Collected data entries:
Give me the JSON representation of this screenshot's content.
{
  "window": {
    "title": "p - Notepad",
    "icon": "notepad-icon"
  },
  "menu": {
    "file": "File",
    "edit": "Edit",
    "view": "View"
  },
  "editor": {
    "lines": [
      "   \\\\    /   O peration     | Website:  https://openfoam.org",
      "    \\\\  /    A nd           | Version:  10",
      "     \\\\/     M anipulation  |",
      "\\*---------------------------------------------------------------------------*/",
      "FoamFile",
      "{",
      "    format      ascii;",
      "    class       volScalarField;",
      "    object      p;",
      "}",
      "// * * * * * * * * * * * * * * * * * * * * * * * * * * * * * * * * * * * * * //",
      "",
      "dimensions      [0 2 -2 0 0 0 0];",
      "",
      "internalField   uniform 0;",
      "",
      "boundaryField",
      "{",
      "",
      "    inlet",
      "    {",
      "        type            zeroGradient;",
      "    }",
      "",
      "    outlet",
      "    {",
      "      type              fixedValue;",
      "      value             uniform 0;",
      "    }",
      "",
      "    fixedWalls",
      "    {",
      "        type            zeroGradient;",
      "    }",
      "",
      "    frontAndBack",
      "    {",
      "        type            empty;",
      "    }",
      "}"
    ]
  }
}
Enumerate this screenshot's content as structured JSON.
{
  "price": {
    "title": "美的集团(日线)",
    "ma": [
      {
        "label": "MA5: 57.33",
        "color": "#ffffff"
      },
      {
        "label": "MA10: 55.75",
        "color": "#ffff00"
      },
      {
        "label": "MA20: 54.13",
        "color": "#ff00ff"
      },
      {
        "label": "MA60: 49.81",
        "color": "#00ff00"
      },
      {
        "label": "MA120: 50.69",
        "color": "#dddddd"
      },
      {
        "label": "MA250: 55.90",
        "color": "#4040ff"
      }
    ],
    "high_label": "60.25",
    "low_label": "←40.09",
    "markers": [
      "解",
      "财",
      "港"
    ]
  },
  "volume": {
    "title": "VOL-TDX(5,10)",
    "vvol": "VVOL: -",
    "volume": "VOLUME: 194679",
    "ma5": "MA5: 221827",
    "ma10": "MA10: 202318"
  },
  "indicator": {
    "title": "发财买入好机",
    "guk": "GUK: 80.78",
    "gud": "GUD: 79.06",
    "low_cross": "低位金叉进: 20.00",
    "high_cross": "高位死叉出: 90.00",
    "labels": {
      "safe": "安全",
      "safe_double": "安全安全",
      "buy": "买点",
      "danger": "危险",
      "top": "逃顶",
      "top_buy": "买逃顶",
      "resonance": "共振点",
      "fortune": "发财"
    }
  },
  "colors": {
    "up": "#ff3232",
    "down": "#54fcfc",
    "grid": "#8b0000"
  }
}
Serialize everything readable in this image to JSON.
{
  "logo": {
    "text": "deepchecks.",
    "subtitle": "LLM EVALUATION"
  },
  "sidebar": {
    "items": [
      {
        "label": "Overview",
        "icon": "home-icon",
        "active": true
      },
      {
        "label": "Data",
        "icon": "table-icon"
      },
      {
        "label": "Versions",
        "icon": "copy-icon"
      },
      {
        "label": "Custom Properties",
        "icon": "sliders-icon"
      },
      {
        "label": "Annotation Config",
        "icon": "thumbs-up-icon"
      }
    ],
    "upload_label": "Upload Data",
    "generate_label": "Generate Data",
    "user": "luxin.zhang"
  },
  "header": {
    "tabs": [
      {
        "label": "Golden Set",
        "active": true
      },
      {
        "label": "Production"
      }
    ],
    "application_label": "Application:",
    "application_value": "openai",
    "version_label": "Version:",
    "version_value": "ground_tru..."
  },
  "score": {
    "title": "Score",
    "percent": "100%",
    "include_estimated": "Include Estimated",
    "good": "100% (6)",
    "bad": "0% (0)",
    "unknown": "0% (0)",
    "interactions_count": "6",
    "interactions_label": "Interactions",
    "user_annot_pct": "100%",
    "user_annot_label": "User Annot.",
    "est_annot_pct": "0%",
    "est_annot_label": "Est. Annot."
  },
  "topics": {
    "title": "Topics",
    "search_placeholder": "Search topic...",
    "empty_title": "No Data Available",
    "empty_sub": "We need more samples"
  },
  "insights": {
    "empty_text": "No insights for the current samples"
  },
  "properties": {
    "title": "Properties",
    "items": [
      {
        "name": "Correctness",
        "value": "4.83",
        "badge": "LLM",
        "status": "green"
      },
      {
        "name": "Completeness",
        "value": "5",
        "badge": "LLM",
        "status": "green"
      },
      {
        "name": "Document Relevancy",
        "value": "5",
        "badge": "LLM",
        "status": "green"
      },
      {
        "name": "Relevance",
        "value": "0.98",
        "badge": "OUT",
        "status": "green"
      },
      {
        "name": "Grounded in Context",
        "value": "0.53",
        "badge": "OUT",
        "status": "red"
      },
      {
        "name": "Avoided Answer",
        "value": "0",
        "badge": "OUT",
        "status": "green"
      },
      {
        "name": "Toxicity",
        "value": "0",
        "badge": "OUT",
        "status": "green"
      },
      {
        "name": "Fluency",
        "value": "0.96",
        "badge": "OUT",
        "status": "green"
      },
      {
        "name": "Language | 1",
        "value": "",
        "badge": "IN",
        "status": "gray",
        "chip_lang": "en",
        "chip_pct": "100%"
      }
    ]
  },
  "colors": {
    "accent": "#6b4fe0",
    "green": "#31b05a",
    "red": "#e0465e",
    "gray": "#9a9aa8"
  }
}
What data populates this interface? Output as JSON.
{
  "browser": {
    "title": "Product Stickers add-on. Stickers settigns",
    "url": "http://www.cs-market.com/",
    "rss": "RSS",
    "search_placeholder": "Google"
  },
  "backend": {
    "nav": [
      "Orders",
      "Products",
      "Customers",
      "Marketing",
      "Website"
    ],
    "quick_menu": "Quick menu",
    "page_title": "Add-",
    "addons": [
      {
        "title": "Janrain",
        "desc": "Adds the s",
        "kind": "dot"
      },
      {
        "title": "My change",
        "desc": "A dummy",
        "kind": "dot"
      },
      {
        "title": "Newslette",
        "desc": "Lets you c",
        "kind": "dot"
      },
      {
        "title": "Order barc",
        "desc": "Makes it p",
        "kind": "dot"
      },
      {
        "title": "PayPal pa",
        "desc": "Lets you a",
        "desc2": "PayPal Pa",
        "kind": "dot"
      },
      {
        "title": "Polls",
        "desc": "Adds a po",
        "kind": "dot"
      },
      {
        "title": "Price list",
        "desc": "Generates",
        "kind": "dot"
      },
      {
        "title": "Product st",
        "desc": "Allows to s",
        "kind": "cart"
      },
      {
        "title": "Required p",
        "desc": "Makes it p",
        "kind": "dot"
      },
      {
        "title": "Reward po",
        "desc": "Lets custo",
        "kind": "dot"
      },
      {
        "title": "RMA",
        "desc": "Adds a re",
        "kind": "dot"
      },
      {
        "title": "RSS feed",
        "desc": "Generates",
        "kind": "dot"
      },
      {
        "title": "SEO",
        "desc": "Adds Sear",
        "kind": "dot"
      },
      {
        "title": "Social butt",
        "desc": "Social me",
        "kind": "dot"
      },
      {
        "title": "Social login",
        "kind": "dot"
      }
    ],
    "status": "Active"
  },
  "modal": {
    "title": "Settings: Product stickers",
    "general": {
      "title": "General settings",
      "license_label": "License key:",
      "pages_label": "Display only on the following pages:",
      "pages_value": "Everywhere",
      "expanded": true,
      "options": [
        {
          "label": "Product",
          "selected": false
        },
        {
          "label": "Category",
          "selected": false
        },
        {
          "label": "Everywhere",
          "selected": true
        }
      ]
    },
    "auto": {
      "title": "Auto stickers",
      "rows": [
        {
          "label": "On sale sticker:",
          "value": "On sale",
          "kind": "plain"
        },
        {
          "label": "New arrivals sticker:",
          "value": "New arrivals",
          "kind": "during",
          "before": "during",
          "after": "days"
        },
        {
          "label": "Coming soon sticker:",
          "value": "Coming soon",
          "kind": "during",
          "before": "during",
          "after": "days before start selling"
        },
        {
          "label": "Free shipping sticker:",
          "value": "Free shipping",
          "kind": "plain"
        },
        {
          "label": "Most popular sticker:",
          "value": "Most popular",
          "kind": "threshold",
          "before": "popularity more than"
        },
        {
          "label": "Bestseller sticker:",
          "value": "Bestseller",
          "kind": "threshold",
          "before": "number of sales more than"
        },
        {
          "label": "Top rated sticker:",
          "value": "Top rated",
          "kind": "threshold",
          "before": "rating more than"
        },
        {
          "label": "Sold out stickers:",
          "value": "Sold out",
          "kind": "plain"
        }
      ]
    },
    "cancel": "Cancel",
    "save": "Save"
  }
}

◆ What to do: Using the material above, report each line where "Adds" occurs.

◆ The completed task:
        "desc": "Adds the s",
        "desc": "Adds a po",
        "desc": "Adds a re",
        "desc": "Adds Sear",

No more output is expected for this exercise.